> Records supplied:

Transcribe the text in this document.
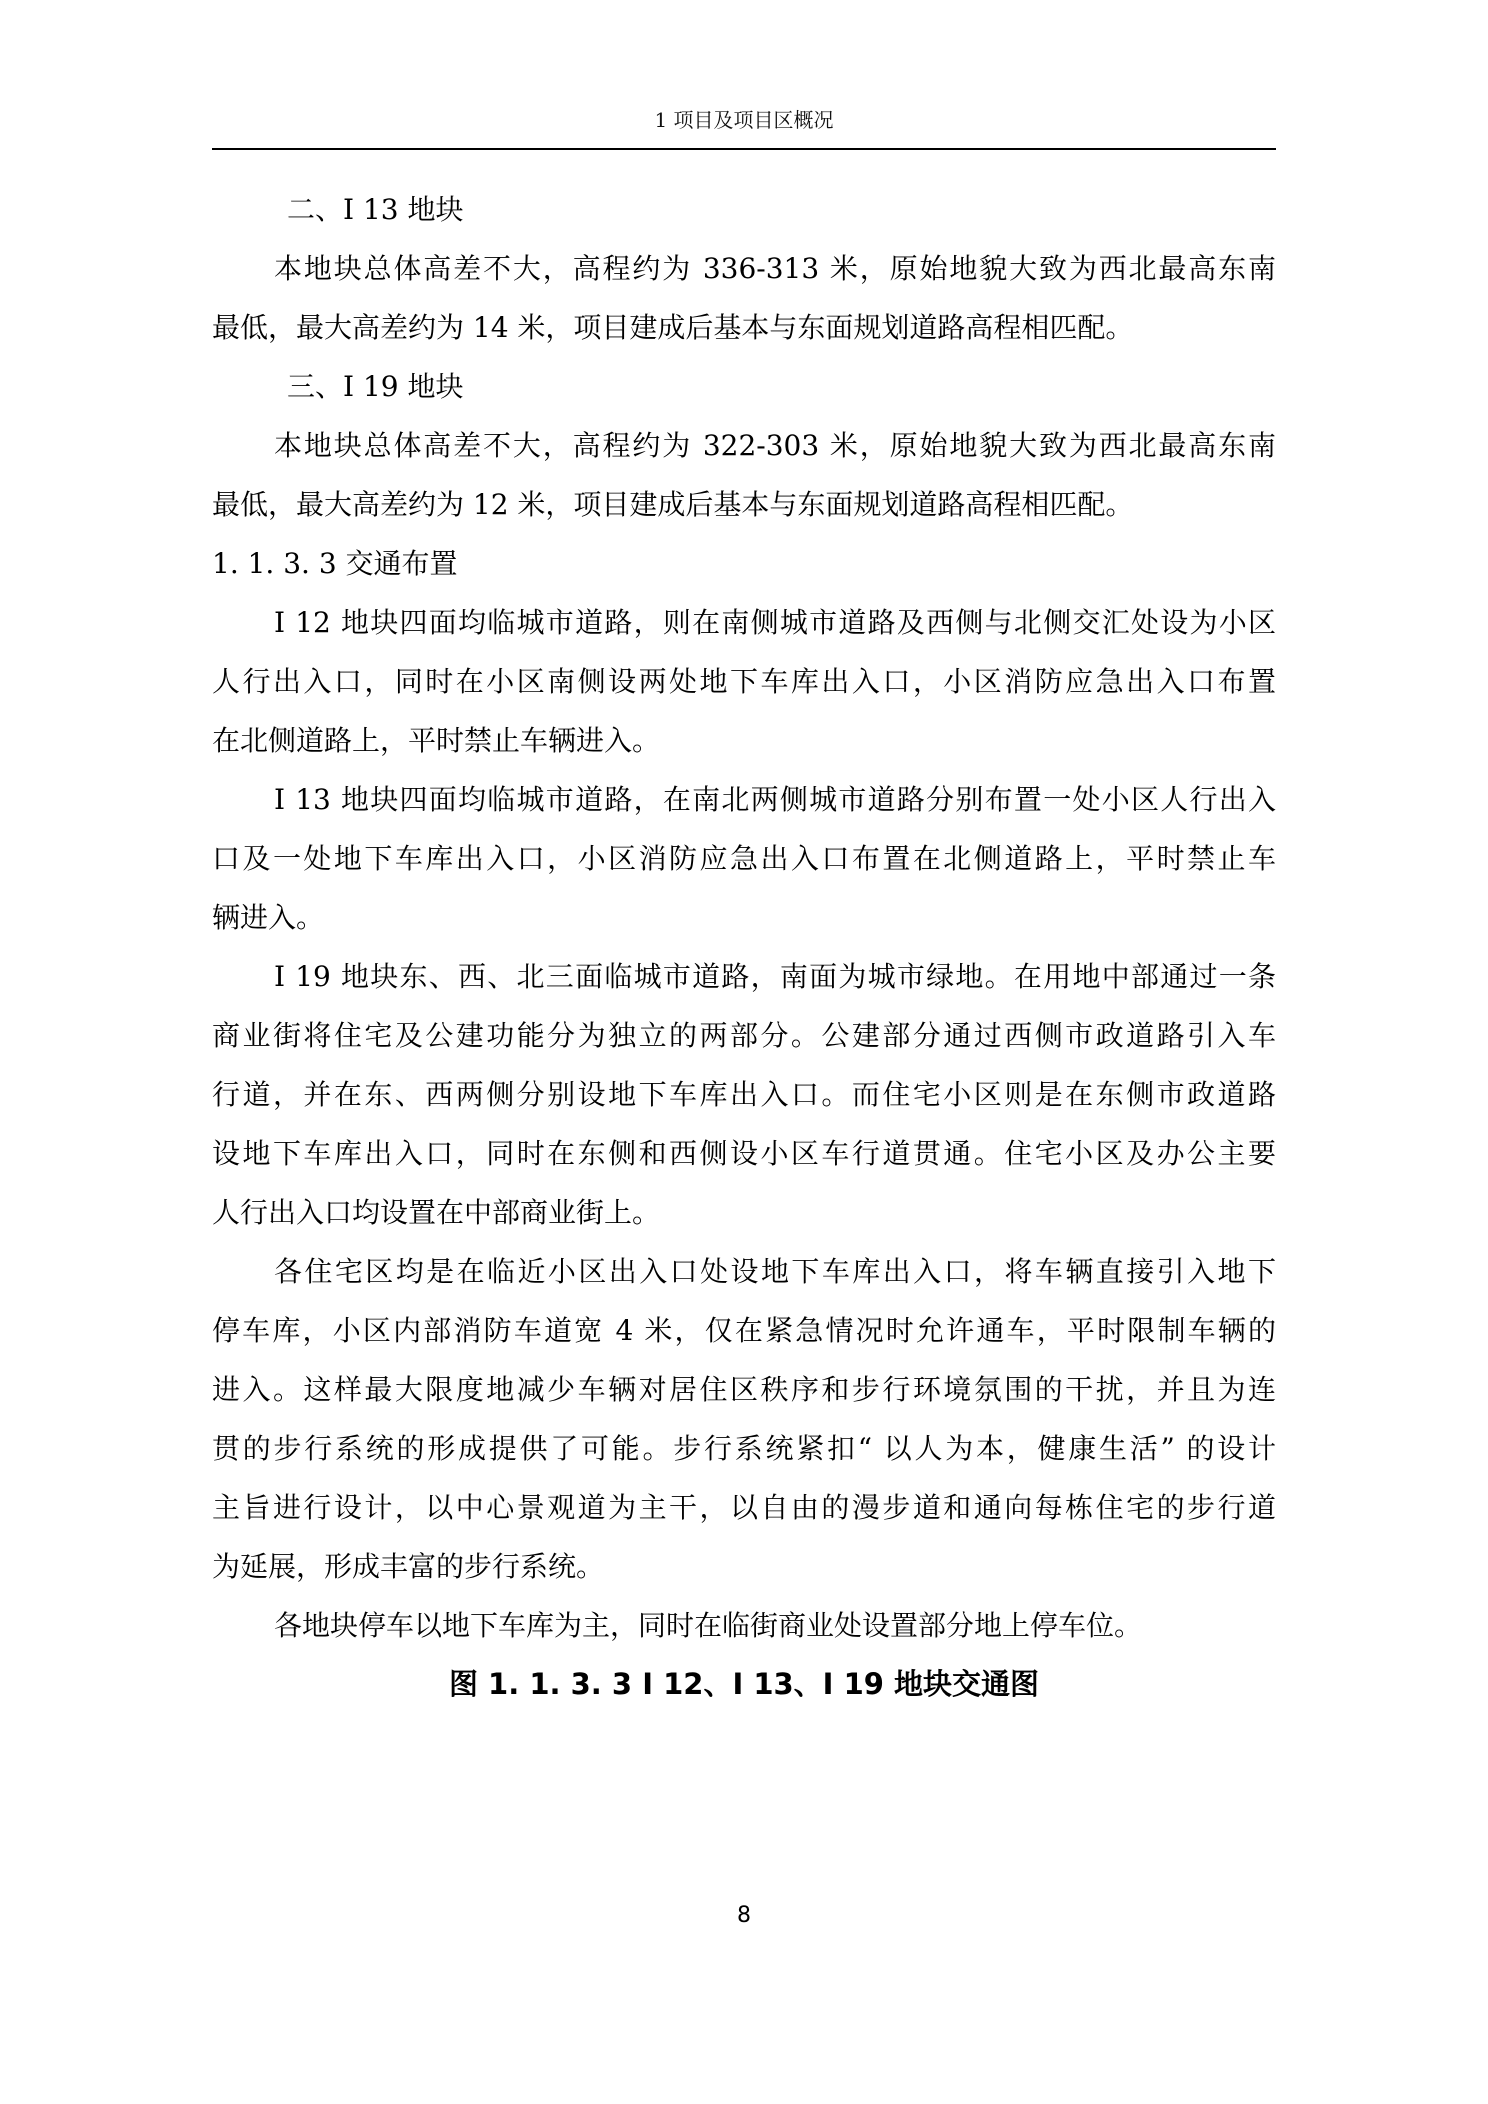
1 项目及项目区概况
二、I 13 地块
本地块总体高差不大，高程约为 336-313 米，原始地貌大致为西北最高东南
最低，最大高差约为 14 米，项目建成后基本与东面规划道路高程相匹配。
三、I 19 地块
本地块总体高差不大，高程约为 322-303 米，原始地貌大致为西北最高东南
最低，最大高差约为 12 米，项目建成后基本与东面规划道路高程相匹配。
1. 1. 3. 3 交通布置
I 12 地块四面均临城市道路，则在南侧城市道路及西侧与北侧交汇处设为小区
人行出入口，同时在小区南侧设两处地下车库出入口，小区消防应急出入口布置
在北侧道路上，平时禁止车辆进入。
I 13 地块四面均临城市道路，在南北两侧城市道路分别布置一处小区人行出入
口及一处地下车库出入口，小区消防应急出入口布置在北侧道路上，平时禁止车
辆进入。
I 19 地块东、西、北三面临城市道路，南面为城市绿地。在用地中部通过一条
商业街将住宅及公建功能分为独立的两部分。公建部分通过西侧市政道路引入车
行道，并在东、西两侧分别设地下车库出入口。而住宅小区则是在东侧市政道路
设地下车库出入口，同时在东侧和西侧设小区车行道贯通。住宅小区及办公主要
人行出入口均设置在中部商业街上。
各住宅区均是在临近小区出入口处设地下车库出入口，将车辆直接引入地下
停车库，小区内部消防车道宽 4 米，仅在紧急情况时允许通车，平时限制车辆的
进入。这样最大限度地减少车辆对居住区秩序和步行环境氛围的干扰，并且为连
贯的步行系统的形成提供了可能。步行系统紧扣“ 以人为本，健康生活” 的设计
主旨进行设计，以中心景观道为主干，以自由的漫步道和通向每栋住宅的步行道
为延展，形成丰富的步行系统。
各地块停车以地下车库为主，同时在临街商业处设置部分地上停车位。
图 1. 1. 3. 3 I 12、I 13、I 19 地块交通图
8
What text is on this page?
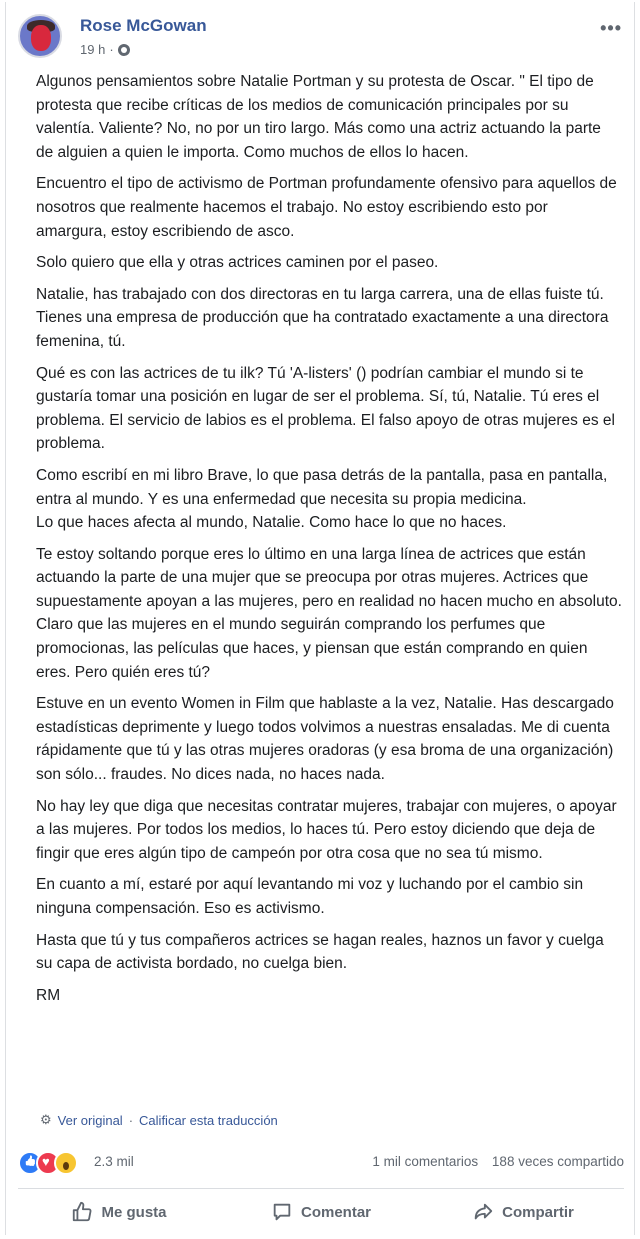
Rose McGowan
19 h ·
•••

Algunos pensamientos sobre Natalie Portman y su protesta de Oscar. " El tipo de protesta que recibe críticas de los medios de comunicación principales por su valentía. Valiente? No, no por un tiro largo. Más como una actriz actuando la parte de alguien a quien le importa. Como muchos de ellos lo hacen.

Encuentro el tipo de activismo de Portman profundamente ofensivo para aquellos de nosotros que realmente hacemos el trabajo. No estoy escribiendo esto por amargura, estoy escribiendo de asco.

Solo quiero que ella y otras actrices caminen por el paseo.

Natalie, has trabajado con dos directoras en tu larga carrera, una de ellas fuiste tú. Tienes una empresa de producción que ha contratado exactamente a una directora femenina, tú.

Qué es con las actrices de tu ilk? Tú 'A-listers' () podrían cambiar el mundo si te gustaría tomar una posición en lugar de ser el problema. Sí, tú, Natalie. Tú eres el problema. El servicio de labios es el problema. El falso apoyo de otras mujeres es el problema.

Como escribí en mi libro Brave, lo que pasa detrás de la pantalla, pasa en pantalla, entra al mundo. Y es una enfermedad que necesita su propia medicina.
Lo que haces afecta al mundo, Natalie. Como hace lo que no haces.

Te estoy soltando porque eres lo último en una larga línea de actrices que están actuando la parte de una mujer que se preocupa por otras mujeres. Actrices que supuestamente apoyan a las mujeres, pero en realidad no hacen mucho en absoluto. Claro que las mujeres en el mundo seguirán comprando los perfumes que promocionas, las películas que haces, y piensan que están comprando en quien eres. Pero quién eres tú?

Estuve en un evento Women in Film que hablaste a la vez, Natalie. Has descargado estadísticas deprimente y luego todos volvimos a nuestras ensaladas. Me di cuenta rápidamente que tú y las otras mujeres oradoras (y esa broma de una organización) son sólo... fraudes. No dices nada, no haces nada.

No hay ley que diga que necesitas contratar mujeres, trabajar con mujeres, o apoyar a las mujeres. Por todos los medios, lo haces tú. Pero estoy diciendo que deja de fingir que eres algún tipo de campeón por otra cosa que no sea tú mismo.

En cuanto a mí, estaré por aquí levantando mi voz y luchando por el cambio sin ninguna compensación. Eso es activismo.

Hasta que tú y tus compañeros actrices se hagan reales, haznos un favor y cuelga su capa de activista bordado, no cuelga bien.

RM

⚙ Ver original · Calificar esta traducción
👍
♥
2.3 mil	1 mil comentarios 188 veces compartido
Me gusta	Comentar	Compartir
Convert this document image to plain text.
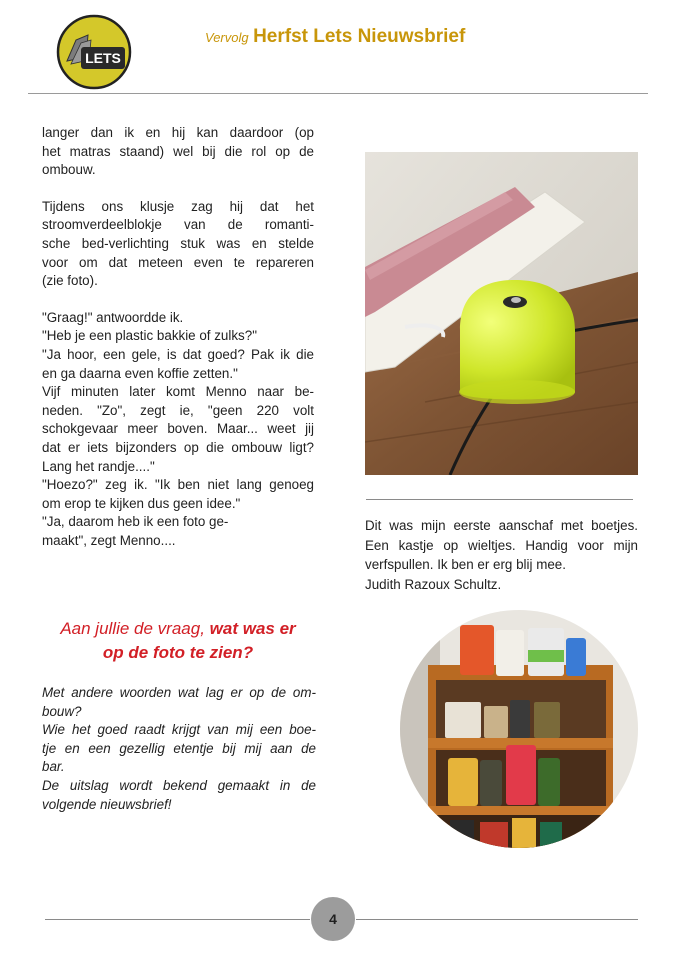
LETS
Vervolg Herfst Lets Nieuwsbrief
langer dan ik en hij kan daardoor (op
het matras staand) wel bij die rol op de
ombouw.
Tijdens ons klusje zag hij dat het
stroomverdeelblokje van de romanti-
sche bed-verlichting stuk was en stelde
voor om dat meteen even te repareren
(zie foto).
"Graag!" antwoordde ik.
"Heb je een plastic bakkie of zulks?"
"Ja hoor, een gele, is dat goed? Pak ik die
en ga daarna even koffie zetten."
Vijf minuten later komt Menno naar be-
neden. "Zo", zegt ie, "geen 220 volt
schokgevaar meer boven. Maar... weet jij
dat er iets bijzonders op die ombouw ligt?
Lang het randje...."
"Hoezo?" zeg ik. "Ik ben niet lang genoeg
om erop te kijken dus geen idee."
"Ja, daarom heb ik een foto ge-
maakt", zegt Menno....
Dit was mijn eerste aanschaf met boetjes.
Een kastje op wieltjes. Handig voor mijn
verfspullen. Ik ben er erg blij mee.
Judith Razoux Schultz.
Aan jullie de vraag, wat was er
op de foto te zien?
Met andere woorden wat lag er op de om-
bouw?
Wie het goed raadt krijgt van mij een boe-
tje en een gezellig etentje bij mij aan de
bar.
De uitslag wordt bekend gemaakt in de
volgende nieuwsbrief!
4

> Exercise directions:
Repeat all the records above exactly, leaving out any pictures.

> Solved problem:
Transcribe the text in this document.
1 项目及项目区概况
二、I 13 地块
本地块总体高差不大，高程约为 336-313 米，原始地貌大致为西北最高东南
最低，最大高差约为 14 米，项目建成后基本与东面规划道路高程相匹配。
三、I 19 地块
本地块总体高差不大，高程约为 322-303 米，原始地貌大致为西北最高东南
最低，最大高差约为 12 米，项目建成后基本与东面规划道路高程相匹配。
1. 1. 3. 3 交通布置
I 12 地块四面均临城市道路，则在南侧城市道路及西侧与北侧交汇处设为小区
人行出入口，同时在小区南侧设两处地下车库出入口，小区消防应急出入口布置
在北侧道路上，平时禁止车辆进入。
I 13 地块四面均临城市道路，在南北两侧城市道路分别布置一处小区人行出入
口及一处地下车库出入口，小区消防应急出入口布置在北侧道路上，平时禁止车
辆进入。
I 19 地块东、西、北三面临城市道路，南面为城市绿地。在用地中部通过一条
商业街将住宅及公建功能分为独立的两部分。公建部分通过西侧市政道路引入车
行道，并在东、西两侧分别设地下车库出入口。而住宅小区则是在东侧市政道路
设地下车库出入口，同时在东侧和西侧设小区车行道贯通。住宅小区及办公主要
人行出入口均设置在中部商业街上。
各住宅区均是在临近小区出入口处设地下车库出入口，将车辆直接引入地下
停车库，小区内部消防车道宽 4 米，仅在紧急情况时允许通车，平时限制车辆的
进入。这样最大限度地减少车辆对居住区秩序和步行环境氛围的干扰，并且为连
贯的步行系统的形成提供了可能。步行系统紧扣“ 以人为本，健康生活” 的设计
主旨进行设计，以中心景观道为主干，以自由的漫步道和通向每栋住宅的步行道
为延展，形成丰富的步行系统。
各地块停车以地下车库为主，同时在临街商业处设置部分地上停车位。
图 1. 1. 3. 3 I 12、I 13、I 19 地块交通图
8
What text is on this page?
Rose McGowan
19 h ·
•••

Algunos pensamientos sobre Natalie Portman y su protesta de Oscar. " El tipo de protesta que recibe críticas de los medios de comunicación principales por su valentía. Valiente? No, no por un tiro largo. Más como una actriz actuando la parte de alguien a quien le importa. Como muchos de ellos lo hacen.

Encuentro el tipo de activismo de Portman profundamente ofensivo para aquellos de nosotros que realmente hacemos el trabajo. No estoy escribiendo esto por amargura, estoy escribiendo de asco.

Solo quiero que ella y otras actrices caminen por el paseo.

Natalie, has trabajado con dos directoras en tu larga carrera, una de ellas fuiste tú. Tienes una empresa de producción que ha contratado exactamente a una directora femenina, tú.

Qué es con las actrices de tu ilk? Tú 'A-listers' () podrían cambiar el mundo si te gustaría tomar una posición en lugar de ser el problema. Sí, tú, Natalie. Tú eres el problema. El servicio de labios es el problema. El falso apoyo de otras mujeres es el problema.

Como escribí en mi libro Brave, lo que pasa detrás de la pantalla, pasa en pantalla, entra al mundo. Y es una enfermedad que necesita su propia medicina.
Lo que haces afecta al mundo, Natalie. Como hace lo que no haces.

Te estoy soltando porque eres lo último en una larga línea de actrices que están actuando la parte de una mujer que se preocupa por otras mujeres. Actrices que supuestamente apoyan a las mujeres, pero en realidad no hacen mucho en absoluto. Claro que las mujeres en el mundo seguirán comprando los perfumes que promocionas, las películas que haces, y piensan que están comprando en quien eres. Pero quién eres tú?

Estuve en un evento Women in Film que hablaste a la vez, Natalie. Has descargado estadísticas deprimente y luego todos volvimos a nuestras ensaladas. Me di cuenta rápidamente que tú y las otras mujeres oradoras (y esa broma de una organización) son sólo... fraudes. No dices nada, no haces nada.

No hay ley que diga que necesitas contratar mujeres, trabajar con mujeres, o apoyar a las mujeres. Por todos los medios, lo haces tú. Pero estoy diciendo que deja de fingir que eres algún tipo de campeón por otra cosa que no sea tú mismo.

En cuanto a mí, estaré por aquí levantando mi voz y luchando por el cambio sin ninguna compensación. Eso es activismo.

Hasta que tú y tus compañeros actrices se hagan reales, haznos un favor y cuelga su capa de activista bordado, no cuelga bien.

RM

⚙ Ver original · Calificar esta traducción
👍
♥
2.3 mil	1 mil comentarios 188 veces compartido
Me gusta	Comentar	Compartir
Convert this document image to plain text.
LETS
Vervolg Herfst Lets Nieuwsbrief
langer dan ik en hij kan daardoor (op
het matras staand) wel bij die rol op de
ombouw.
Tijdens ons klusje zag hij dat het
stroomverdeelblokje van de romanti-
sche bed-verlichting stuk was en stelde
voor om dat meteen even te repareren
(zie foto).
"Graag!" antwoordde ik.
"Heb je een plastic bakkie of zulks?"
"Ja hoor, een gele, is dat goed? Pak ik die
en ga daarna even koffie zetten."
Vijf minuten later komt Menno naar be-
neden. "Zo", zegt ie, "geen 220 volt
schokgevaar meer boven. Maar... weet jij
dat er iets bijzonders op die ombouw ligt?
Lang het randje...."
"Hoezo?" zeg ik. "Ik ben niet lang genoeg
om erop te kijken dus geen idee."
"Ja, daarom heb ik een foto ge-
maakt", zegt Menno....
Dit was mijn eerste aanschaf met boetjes.
Een kastje op wieltjes. Handig voor mijn
verfspullen. Ik ben er erg blij mee.
Judith Razoux Schultz.
Aan jullie de vraag, wat was er
op de foto te zien?
Met andere woorden wat lag er op de om-
bouw?
Wie het goed raadt krijgt van mij een boe-
tje en een gezellig etentje bij mij aan de
bar.
De uitslag wordt bekend gemaakt in de
volgende nieuwsbrief!
4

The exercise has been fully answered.